- [SUPPLIED DATA]:

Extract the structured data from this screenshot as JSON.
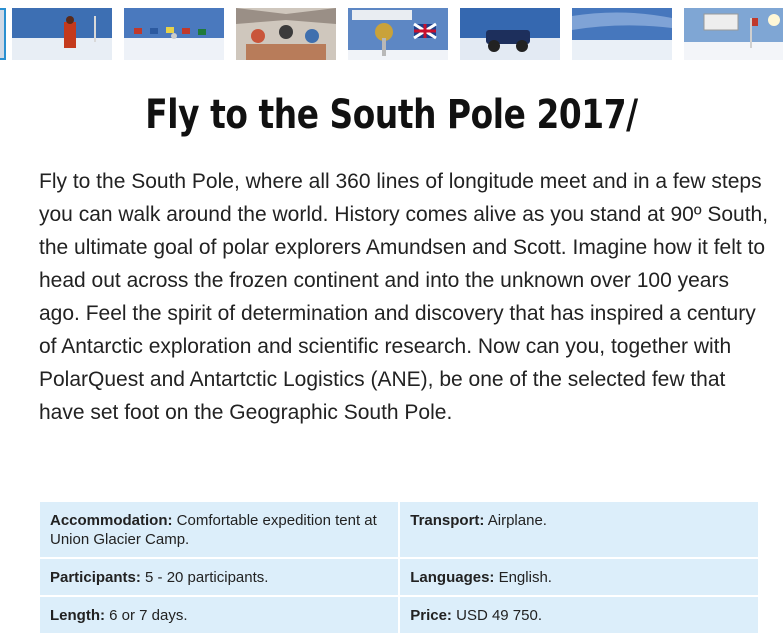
{
  "thumbnails": [
    {
      "name": "thumb-person-on-ice",
      "sky": "#3d6fb3",
      "ground": "#e8eef5"
    },
    {
      "name": "thumb-flags-ceremonial-pole",
      "sky": "#4a79be",
      "ground": "#eef2f8"
    },
    {
      "name": "thumb-tent-interior-group",
      "sky": "#9a8f86",
      "ground": "#cfc7bd"
    },
    {
      "name": "thumb-south-pole-marker",
      "sky": "#5d87c4",
      "ground": "#f0f3f8"
    },
    {
      "name": "thumb-expedition-vehicle",
      "sky": "#3568b0",
      "ground": "#e3eaf3"
    },
    {
      "name": "thumb-snow-landscape",
      "sky": "#4677bd",
      "ground": "#eaf0f7"
    },
    {
      "name": "thumb-pole-sign",
      "sky": "#7fa6d4",
      "ground": "#f3f5f9"
    }
  ],
  "title": "Fly to the South Pole 2017/",
  "intro": "Fly to the South Pole, where all 360 lines of longitude meet and in a few steps you can walk around the world. History comes alive as you stand at 90º South, the ultimate goal of polar explorers Amundsen and Scott. Imagine how it felt to head out across the frozen continent and into the unknown over 100 years ago. Feel the spirit of determination and discovery that has inspired a century of Antarctic exploration and scientific research. Now can you, together with PolarQuest and Antartctic Logistics (ANE), be one of the selected few that have set foot on the Geographic South Pole.",
  "facts": {
    "accommodation": {
      "label": "Accommodation:",
      "value": " Comfortable expedition tent at Union Glacier Camp."
    },
    "transport": {
      "label": "Transport:",
      "value": " Airplane."
    },
    "participants": {
      "label": "Participants:",
      "value": " 5 - 20 participants."
    },
    "languages": {
      "label": "Languages:",
      "value": " English."
    },
    "length": {
      "label": "Length:",
      "value": " 6 or 7 days."
    },
    "price": {
      "label": "Price:",
      "value": " USD 49 750."
    }
  },
  "colors": {
    "table_bg": "#dceefa",
    "thumb_active": "#2a8fd0"
  }
}
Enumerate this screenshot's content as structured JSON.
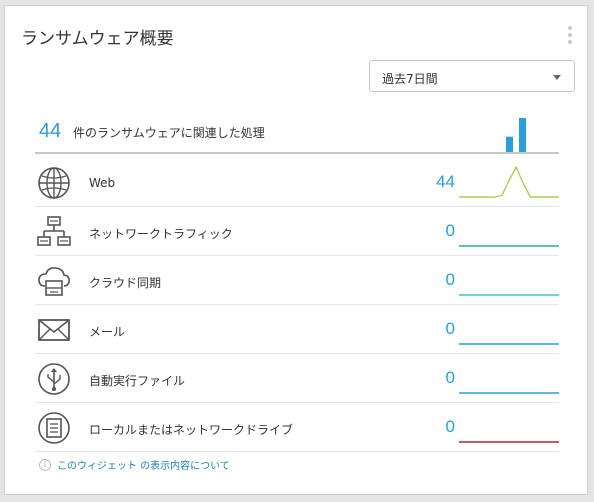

- [WHAT YOU ARE ASKED TO DO]:
Transcribe the full listing character for character. Pictures are excluded.

- [ANSWER TO THE PROBLEM]:
Extract the structured data from this screenshot as JSON.
{
  "thumbnails": [
    {
      "name": "thumb-person-on-ice",
      "sky": "#3d6fb3",
      "ground": "#e8eef5"
    },
    {
      "name": "thumb-flags-ceremonial-pole",
      "sky": "#4a79be",
      "ground": "#eef2f8"
    },
    {
      "name": "thumb-tent-interior-group",
      "sky": "#9a8f86",
      "ground": "#cfc7bd"
    },
    {
      "name": "thumb-south-pole-marker",
      "sky": "#5d87c4",
      "ground": "#f0f3f8"
    },
    {
      "name": "thumb-expedition-vehicle",
      "sky": "#3568b0",
      "ground": "#e3eaf3"
    },
    {
      "name": "thumb-snow-landscape",
      "sky": "#4677bd",
      "ground": "#eaf0f7"
    },
    {
      "name": "thumb-pole-sign",
      "sky": "#7fa6d4",
      "ground": "#f3f5f9"
    }
  ],
  "title": "Fly to the South Pole 2017/",
  "intro": "Fly to the South Pole, where all 360 lines of longitude meet and in a few steps you can walk around the world. History comes alive as you stand at 90º South, the ultimate goal of polar explorers Amundsen and Scott. Imagine how it felt to head out across the frozen continent and into the unknown over 100 years ago. Feel the spirit of determination and discovery that has inspired a century of Antarctic exploration and scientific research. Now can you, together with PolarQuest and Antartctic Logistics (ANE), be one of the selected few that have set foot on the Geographic South Pole.",
  "facts": {
    "accommodation": {
      "label": "Accommodation:",
      "value": " Comfortable expedition tent at Union Glacier Camp."
    },
    "transport": {
      "label": "Transport:",
      "value": " Airplane."
    },
    "participants": {
      "label": "Participants:",
      "value": " 5 - 20 participants."
    },
    "languages": {
      "label": "Languages:",
      "value": " English."
    },
    "length": {
      "label": "Length:",
      "value": " 6 or 7 days."
    },
    "price": {
      "label": "Price:",
      "value": " USD 49 750."
    }
  },
  "colors": {
    "table_bg": "#dceefa",
    "thumb_active": "#2a8fd0"
  }
}
Enumerate this screenshot's content as structured JSON.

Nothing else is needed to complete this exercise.